Repeat the data verbatim.

....

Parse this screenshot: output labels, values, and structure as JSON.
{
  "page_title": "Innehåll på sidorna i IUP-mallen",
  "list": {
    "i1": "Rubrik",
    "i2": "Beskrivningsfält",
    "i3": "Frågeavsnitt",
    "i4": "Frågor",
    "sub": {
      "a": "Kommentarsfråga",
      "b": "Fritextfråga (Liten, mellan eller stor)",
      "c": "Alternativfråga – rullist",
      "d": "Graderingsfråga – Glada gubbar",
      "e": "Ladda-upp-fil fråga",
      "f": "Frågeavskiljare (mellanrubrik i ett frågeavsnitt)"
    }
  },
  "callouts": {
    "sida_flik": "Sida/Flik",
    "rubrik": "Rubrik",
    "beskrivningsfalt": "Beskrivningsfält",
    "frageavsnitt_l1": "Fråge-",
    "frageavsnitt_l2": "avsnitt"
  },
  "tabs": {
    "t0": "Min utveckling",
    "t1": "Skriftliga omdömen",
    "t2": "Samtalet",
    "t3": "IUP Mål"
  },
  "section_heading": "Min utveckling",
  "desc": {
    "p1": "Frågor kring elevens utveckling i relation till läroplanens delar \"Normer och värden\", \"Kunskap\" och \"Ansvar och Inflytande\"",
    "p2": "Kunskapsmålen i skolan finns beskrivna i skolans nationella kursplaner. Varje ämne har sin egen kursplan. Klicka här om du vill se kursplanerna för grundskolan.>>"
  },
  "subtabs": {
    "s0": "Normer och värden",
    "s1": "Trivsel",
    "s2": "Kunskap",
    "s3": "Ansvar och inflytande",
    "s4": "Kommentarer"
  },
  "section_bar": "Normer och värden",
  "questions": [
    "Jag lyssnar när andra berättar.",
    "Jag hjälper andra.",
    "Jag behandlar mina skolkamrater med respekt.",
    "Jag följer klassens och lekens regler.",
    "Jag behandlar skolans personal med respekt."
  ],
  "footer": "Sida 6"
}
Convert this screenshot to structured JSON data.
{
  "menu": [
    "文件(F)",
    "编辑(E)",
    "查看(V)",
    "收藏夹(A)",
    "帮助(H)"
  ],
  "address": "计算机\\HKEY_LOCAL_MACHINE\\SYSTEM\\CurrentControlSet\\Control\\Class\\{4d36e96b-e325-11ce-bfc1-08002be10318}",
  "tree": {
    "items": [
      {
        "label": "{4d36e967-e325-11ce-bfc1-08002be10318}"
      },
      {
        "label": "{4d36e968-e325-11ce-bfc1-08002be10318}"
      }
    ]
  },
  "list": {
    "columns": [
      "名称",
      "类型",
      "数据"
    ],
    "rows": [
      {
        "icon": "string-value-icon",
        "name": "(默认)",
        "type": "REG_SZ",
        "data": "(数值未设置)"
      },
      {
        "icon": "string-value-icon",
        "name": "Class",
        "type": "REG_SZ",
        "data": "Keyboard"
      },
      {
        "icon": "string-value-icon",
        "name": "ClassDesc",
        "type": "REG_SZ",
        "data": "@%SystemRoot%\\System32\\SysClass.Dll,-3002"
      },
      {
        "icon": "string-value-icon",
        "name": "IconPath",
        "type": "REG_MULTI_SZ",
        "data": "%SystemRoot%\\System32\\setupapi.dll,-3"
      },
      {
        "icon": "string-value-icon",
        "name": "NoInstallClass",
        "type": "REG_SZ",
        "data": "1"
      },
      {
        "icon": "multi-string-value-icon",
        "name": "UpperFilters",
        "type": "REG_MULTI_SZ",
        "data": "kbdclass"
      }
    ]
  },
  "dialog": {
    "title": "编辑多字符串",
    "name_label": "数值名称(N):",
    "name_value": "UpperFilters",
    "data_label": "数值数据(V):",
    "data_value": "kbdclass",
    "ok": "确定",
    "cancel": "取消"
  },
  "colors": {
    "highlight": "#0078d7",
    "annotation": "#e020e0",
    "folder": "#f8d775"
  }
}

....

* Result of the task *
Parse this screenshot: output labels, values, and structure as JSON.
{
  "page_title": "Innehåll på sidorna i IUP-mallen",
  "list": {
    "i1": "Rubrik",
    "i2": "Beskrivningsfält",
    "i3": "Frågeavsnitt",
    "i4": "Frågor",
    "sub": {
      "a": "Kommentarsfråga",
      "b": "Fritextfråga (Liten, mellan eller stor)",
      "c": "Alternativfråga – rullist",
      "d": "Graderingsfråga – Glada gubbar",
      "e": "Ladda-upp-fil fråga",
      "f": "Frågeavskiljare (mellanrubrik i ett frågeavsnitt)"
    }
  },
  "callouts": {
    "sida_flik": "Sida/Flik",
    "rubrik": "Rubrik",
    "beskrivningsfalt": "Beskrivningsfält",
    "frageavsnitt_l1": "Fråge-",
    "frageavsnitt_l2": "avsnitt"
  },
  "tabs": {
    "t0": "Min utveckling",
    "t1": "Skriftliga omdömen",
    "t2": "Samtalet",
    "t3": "IUP Mål"
  },
  "section_heading": "Min utveckling",
  "desc": {
    "p1": "Frågor kring elevens utveckling i relation till läroplanens delar \"Normer och värden\", \"Kunskap\" och \"Ansvar och Inflytande\"",
    "p2": "Kunskapsmålen i skolan finns beskrivna i skolans nationella kursplaner. Varje ämne har sin egen kursplan. Klicka här om du vill se kursplanerna för grundskolan.>>"
  },
  "subtabs": {
    "s0": "Normer och värden",
    "s1": "Trivsel",
    "s2": "Kunskap",
    "s3": "Ansvar och inflytande",
    "s4": "Kommentarer"
  },
  "section_bar": "Normer och värden",
  "questions": [
    "Jag lyssnar när andra berättar.",
    "Jag hjälper andra.",
    "Jag behandlar mina skolkamrater med respekt.",
    "Jag följer klassens och lekens regler.",
    "Jag behandlar skolans personal med respekt."
  ],
  "footer": "Sida 6"
}
Convert this screenshot to structured JSON data.
{
  "menu": [
    "文件(F)",
    "编辑(E)",
    "查看(V)",
    "收藏夹(A)",
    "帮助(H)"
  ],
  "address": "计算机\\HKEY_LOCAL_MACHINE\\SYSTEM\\CurrentControlSet\\Control\\Class\\{4d36e96b-e325-11ce-bfc1-08002be10318}",
  "tree": {
    "items": [
      {
        "label": "{4d36e967-e325-11ce-bfc1-08002be10318}"
      },
      {
        "label": "{4d36e968-e325-11ce-bfc1-08002be10318}"
      }
    ]
  },
  "list": {
    "columns": [
      "名称",
      "类型",
      "数据"
    ],
    "rows": [
      {
        "icon": "string-value-icon",
        "name": "(默认)",
        "type": "REG_SZ",
        "data": "(数值未设置)"
      },
      {
        "icon": "string-value-icon",
        "name": "Class",
        "type": "REG_SZ",
        "data": "Keyboard"
      },
      {
        "icon": "string-value-icon",
        "name": "ClassDesc",
        "type": "REG_SZ",
        "data": "@%SystemRoot%\\System32\\SysClass.Dll,-3002"
      },
      {
        "icon": "string-value-icon",
        "name": "IconPath",
        "type": "REG_MULTI_SZ",
        "data": "%SystemRoot%\\System32\\setupapi.dll,-3"
      },
      {
        "icon": "string-value-icon",
        "name": "NoInstallClass",
        "type": "REG_SZ",
        "data": "1"
      },
      {
        "icon": "multi-string-value-icon",
        "name": "UpperFilters",
        "type": "REG_MULTI_SZ",
        "data": "kbdclass"
      }
    ]
  },
  "dialog": {
    "title": "编辑多字符串",
    "name_label": "数值名称(N):",
    "name_value": "UpperFilters",
    "data_label": "数值数据(V):",
    "data_value": "kbdclass",
    "ok": "确定",
    "cancel": "取消"
  },
  "colors": {
    "highlight": "#0078d7",
    "annotation": "#e020e0",
    "folder": "#f8d775"
  }
}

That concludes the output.